▶ _Stated exercise_:
Go through the records underneath and write each one out again exactly.

▶ _Exercise materials_:
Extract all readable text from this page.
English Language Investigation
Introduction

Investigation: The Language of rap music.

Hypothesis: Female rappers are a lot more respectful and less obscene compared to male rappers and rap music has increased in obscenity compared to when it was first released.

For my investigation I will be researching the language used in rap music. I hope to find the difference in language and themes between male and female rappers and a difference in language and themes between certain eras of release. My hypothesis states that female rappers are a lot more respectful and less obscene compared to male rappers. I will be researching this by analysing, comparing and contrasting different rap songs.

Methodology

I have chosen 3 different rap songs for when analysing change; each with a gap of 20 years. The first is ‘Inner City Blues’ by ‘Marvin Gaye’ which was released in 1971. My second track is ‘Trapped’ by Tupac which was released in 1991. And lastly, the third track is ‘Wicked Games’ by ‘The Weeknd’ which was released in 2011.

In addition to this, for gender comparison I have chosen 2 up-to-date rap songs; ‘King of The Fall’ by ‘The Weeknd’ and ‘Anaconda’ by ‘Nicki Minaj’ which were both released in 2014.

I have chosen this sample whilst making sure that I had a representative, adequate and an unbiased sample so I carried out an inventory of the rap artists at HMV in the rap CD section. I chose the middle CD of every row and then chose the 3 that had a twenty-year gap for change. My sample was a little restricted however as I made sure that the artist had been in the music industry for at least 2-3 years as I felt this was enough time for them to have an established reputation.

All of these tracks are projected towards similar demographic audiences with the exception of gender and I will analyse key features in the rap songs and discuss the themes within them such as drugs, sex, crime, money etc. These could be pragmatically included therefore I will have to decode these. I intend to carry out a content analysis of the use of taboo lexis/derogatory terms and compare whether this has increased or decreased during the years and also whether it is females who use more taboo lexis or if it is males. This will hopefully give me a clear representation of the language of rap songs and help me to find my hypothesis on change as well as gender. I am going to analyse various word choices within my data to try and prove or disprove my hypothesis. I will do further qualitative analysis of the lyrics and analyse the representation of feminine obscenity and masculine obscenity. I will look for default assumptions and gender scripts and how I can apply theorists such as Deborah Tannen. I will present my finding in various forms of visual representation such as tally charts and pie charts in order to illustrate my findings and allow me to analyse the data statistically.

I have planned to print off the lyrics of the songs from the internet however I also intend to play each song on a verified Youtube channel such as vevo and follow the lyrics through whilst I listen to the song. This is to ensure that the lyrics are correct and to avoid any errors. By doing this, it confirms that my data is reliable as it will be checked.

▶ _Result for this task_:
Extract all readable text from this page.
English Language Investigation
Introduction

Investigation: The Language of rap music.

Hypothesis: Female rappers are a lot more respectful and less obscene compared to male rappers and rap music has increased in obscenity compared to when it was first released.

For my investigation I will be researching the language used in rap music. I hope to find the difference in language and themes between male and female rappers and a difference in language and themes between certain eras of release. My hypothesis states that female rappers are a lot more respectful and less obscene compared to male rappers. I will be researching this by analysing, comparing and contrasting different rap songs.

Methodology

I have chosen 3 different rap songs for when analysing change; each with a gap of 20 years. The first is ‘Inner City Blues’ by ‘Marvin Gaye’ which was released in 1971. My second track is ‘Trapped’ by Tupac which was released in 1991. And lastly, the third track is ‘Wicked Games’ by ‘The Weeknd’ which was released in 2011.

In addition to this, for gender comparison I have chosen 2 up-to-date rap songs; ‘King of The Fall’ by ‘The Weeknd’ and ‘Anaconda’ by ‘Nicki Minaj’ which were both released in 2014.

I have chosen this sample whilst making sure that I had a representative, adequate and an unbiased sample so I carried out an inventory of the rap artists at HMV in the rap CD section. I chose the middle CD of every row and then chose the 3 that had a twenty-year gap for change. My sample was a little restricted however as I made sure that the artist had been in the music industry for at least 2-3 years as I felt this was enough time for them to have an established reputation.

All of these tracks are projected towards similar demographic audiences with the exception of gender and I will analyse key features in the rap songs and discuss the themes within them such as drugs, sex, crime, money etc. These could be pragmatically included therefore I will have to decode these. I intend to carry out a content analysis of the use of taboo lexis/derogatory terms and compare whether this has increased or decreased during the years and also whether it is females who use more taboo lexis or if it is males. This will hopefully give me a clear representation of the language of rap songs and help me to find my hypothesis on change as well as gender. I am going to analyse various word choices within my data to try and prove or disprove my hypothesis. I will do further qualitative analysis of the lyrics and analyse the representation of feminine obscenity and masculine obscenity. I will look for default assumptions and gender scripts and how I can apply theorists such as Deborah Tannen. I will present my finding in various forms of visual representation such as tally charts and pie charts in order to illustrate my findings and allow me to analyse the data statistically.

I have planned to print off the lyrics of the songs from the internet however I also intend to play each song on a verified Youtube channel such as vevo and follow the lyrics through whilst I listen to the song. This is to ensure that the lyrics are correct and to avoid any errors. By doing this, it confirms that my data is reliable as it will be checked.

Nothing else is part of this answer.